### Instructions to follow:
Reproduce all of the material exactly as shown.

### Supplied material:
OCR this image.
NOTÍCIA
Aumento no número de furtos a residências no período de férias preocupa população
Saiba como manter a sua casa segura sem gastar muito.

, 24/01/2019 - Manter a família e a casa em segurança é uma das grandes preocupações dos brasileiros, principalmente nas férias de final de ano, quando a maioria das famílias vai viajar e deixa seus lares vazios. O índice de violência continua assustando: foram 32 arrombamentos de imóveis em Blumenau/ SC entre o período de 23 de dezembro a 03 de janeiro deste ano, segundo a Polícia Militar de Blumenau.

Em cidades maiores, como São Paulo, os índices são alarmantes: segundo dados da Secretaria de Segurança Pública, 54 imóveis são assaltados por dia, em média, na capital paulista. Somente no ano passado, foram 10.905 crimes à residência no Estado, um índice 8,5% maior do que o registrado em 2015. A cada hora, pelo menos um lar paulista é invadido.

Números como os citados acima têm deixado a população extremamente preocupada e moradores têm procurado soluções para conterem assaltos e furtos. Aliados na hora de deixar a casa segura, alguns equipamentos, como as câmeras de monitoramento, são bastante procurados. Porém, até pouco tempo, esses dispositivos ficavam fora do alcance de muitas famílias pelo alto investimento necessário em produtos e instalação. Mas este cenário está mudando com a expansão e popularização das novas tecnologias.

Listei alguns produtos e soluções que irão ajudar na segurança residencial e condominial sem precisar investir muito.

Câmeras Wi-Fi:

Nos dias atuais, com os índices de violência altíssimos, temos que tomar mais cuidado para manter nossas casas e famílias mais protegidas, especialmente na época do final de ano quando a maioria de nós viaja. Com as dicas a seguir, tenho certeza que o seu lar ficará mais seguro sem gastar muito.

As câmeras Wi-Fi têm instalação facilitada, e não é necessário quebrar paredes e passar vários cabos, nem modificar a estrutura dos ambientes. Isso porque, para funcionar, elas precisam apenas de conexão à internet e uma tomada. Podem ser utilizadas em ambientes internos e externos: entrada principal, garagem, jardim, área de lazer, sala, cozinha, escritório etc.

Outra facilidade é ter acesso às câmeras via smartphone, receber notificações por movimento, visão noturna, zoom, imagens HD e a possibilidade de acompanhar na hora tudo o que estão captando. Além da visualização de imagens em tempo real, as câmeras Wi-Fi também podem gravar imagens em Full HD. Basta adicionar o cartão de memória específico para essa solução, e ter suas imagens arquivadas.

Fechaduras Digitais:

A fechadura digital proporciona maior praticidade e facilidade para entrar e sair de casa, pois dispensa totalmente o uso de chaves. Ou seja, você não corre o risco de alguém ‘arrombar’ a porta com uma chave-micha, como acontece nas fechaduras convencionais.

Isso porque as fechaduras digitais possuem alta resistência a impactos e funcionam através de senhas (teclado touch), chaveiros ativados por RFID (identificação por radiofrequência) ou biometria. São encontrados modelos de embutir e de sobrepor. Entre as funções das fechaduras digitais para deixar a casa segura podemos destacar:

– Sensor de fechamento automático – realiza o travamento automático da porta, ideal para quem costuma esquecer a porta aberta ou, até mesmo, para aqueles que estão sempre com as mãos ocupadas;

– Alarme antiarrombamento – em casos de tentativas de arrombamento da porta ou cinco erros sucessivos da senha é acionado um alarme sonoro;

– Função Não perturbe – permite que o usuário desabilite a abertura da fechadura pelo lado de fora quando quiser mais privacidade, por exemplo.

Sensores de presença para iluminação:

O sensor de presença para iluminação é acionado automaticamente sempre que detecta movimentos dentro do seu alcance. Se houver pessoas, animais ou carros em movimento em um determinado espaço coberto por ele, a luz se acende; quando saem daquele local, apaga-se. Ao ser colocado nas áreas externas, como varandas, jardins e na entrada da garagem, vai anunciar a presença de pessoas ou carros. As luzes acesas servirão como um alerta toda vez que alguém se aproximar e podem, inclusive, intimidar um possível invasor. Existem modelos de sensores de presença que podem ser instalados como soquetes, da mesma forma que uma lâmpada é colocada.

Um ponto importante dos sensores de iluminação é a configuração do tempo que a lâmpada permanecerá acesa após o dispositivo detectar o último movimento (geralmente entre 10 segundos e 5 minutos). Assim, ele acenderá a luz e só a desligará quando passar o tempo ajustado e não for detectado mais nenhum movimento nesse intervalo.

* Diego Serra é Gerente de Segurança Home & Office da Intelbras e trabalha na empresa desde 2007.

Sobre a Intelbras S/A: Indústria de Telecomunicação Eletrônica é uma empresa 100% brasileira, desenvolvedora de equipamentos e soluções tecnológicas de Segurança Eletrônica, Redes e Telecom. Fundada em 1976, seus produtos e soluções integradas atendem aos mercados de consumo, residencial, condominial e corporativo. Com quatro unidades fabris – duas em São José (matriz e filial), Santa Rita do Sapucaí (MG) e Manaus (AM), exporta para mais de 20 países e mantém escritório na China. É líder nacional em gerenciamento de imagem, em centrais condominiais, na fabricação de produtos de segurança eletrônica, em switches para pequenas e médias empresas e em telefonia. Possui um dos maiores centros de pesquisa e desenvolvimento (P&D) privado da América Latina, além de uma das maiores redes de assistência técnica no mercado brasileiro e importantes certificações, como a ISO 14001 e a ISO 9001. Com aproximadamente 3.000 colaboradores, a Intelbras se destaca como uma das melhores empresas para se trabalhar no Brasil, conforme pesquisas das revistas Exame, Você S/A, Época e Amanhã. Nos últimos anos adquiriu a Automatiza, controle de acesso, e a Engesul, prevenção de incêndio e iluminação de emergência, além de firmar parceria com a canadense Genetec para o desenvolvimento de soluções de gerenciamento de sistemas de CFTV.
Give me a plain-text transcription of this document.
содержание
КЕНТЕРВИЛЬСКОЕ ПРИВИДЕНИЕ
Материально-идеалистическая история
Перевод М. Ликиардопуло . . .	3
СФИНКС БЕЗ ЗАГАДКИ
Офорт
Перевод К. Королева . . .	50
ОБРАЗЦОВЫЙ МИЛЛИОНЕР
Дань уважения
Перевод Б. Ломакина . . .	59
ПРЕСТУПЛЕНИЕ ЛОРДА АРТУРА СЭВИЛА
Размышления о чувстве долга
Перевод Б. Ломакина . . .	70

### Answer to this problem:
OCR this image.
NOTÍCIA
Aumento no número de furtos a residências no período de férias preocupa população
Saiba como manter a sua casa segura sem gastar muito.

, 24/01/2019 - Manter a família e a casa em segurança é uma das grandes preocupações dos brasileiros, principalmente nas férias de final de ano, quando a maioria das famílias vai viajar e deixa seus lares vazios. O índice de violência continua assustando: foram 32 arrombamentos de imóveis em Blumenau/ SC entre o período de 23 de dezembro a 03 de janeiro deste ano, segundo a Polícia Militar de Blumenau.

Em cidades maiores, como São Paulo, os índices são alarmantes: segundo dados da Secretaria de Segurança Pública, 54 imóveis são assaltados por dia, em média, na capital paulista. Somente no ano passado, foram 10.905 crimes à residência no Estado, um índice 8,5% maior do que o registrado em 2015. A cada hora, pelo menos um lar paulista é invadido.

Números como os citados acima têm deixado a população extremamente preocupada e moradores têm procurado soluções para conterem assaltos e furtos. Aliados na hora de deixar a casa segura, alguns equipamentos, como as câmeras de monitoramento, são bastante procurados. Porém, até pouco tempo, esses dispositivos ficavam fora do alcance de muitas famílias pelo alto investimento necessário em produtos e instalação. Mas este cenário está mudando com a expansão e popularização das novas tecnologias.

Listei alguns produtos e soluções que irão ajudar na segurança residencial e condominial sem precisar investir muito.

Câmeras Wi-Fi:

Nos dias atuais, com os índices de violência altíssimos, temos que tomar mais cuidado para manter nossas casas e famílias mais protegidas, especialmente na época do final de ano quando a maioria de nós viaja. Com as dicas a seguir, tenho certeza que o seu lar ficará mais seguro sem gastar muito.

As câmeras Wi-Fi têm instalação facilitada, e não é necessário quebrar paredes e passar vários cabos, nem modificar a estrutura dos ambientes. Isso porque, para funcionar, elas precisam apenas de conexão à internet e uma tomada. Podem ser utilizadas em ambientes internos e externos: entrada principal, garagem, jardim, área de lazer, sala, cozinha, escritório etc.

Outra facilidade é ter acesso às câmeras via smartphone, receber notificações por movimento, visão noturna, zoom, imagens HD e a possibilidade de acompanhar na hora tudo o que estão captando. Além da visualização de imagens em tempo real, as câmeras Wi-Fi também podem gravar imagens em Full HD. Basta adicionar o cartão de memória específico para essa solução, e ter suas imagens arquivadas.

Fechaduras Digitais:

A fechadura digital proporciona maior praticidade e facilidade para entrar e sair de casa, pois dispensa totalmente o uso de chaves. Ou seja, você não corre o risco de alguém ‘arrombar’ a porta com uma chave-micha, como acontece nas fechaduras convencionais.

Isso porque as fechaduras digitais possuem alta resistência a impactos e funcionam através de senhas (teclado touch), chaveiros ativados por RFID (identificação por radiofrequência) ou biometria. São encontrados modelos de embutir e de sobrepor. Entre as funções das fechaduras digitais para deixar a casa segura podemos destacar:

– Sensor de fechamento automático – realiza o travamento automático da porta, ideal para quem costuma esquecer a porta aberta ou, até mesmo, para aqueles que estão sempre com as mãos ocupadas;

– Alarme antiarrombamento – em casos de tentativas de arrombamento da porta ou cinco erros sucessivos da senha é acionado um alarme sonoro;

– Função Não perturbe – permite que o usuário desabilite a abertura da fechadura pelo lado de fora quando quiser mais privacidade, por exemplo.

Sensores de presença para iluminação:

O sensor de presença para iluminação é acionado automaticamente sempre que detecta movimentos dentro do seu alcance. Se houver pessoas, animais ou carros em movimento em um determinado espaço coberto por ele, a luz se acende; quando saem daquele local, apaga-se. Ao ser colocado nas áreas externas, como varandas, jardins e na entrada da garagem, vai anunciar a presença de pessoas ou carros. As luzes acesas servirão como um alerta toda vez que alguém se aproximar e podem, inclusive, intimidar um possível invasor. Existem modelos de sensores de presença que podem ser instalados como soquetes, da mesma forma que uma lâmpada é colocada.

Um ponto importante dos sensores de iluminação é a configuração do tempo que a lâmpada permanecerá acesa após o dispositivo detectar o último movimento (geralmente entre 10 segundos e 5 minutos). Assim, ele acenderá a luz e só a desligará quando passar o tempo ajustado e não for detectado mais nenhum movimento nesse intervalo.

* Diego Serra é Gerente de Segurança Home & Office da Intelbras e trabalha na empresa desde 2007.

Sobre a Intelbras S/A: Indústria de Telecomunicação Eletrônica é uma empresa 100% brasileira, desenvolvedora de equipamentos e soluções tecnológicas de Segurança Eletrônica, Redes e Telecom. Fundada em 1976, seus produtos e soluções integradas atendem aos mercados de consumo, residencial, condominial e corporativo. Com quatro unidades fabris – duas em São José (matriz e filial), Santa Rita do Sapucaí (MG) e Manaus (AM), exporta para mais de 20 países e mantém escritório na China. É líder nacional em gerenciamento de imagem, em centrais condominiais, na fabricação de produtos de segurança eletrônica, em switches para pequenas e médias empresas e em telefonia. Possui um dos maiores centros de pesquisa e desenvolvimento (P&D) privado da América Latina, além de uma das maiores redes de assistência técnica no mercado brasileiro e importantes certificações, como a ISO 14001 e a ISO 9001. Com aproximadamente 3.000 colaboradores, a Intelbras se destaca como uma das melhores empresas para se trabalhar no Brasil, conforme pesquisas das revistas Exame, Você S/A, Época e Amanhã. Nos últimos anos adquiriu a Automatiza, controle de acesso, e a Engesul, prevenção de incêndio e iluminação de emergência, além de firmar parceria com a canadense Genetec para o desenvolvimento de soluções de gerenciamento de sistemas de CFTV.
Give me a plain-text transcription of this document.
содержание
КЕНТЕРВИЛЬСКОЕ ПРИВИДЕНИЕ
Материально-идеалистическая история
Перевод М. Ликиардопуло . . .	3
СФИНКС БЕЗ ЗАГАДКИ
Офорт
Перевод К. Королева . . .	50
ОБРАЗЦОВЫЙ МИЛЛИОНЕР
Дань уважения
Перевод Б. Ломакина . . .	59
ПРЕСТУПЛЕНИЕ ЛОРДА АРТУРА СЭВИЛА
Размышления о чувстве долга
Перевод Б. Ломакина . . .	70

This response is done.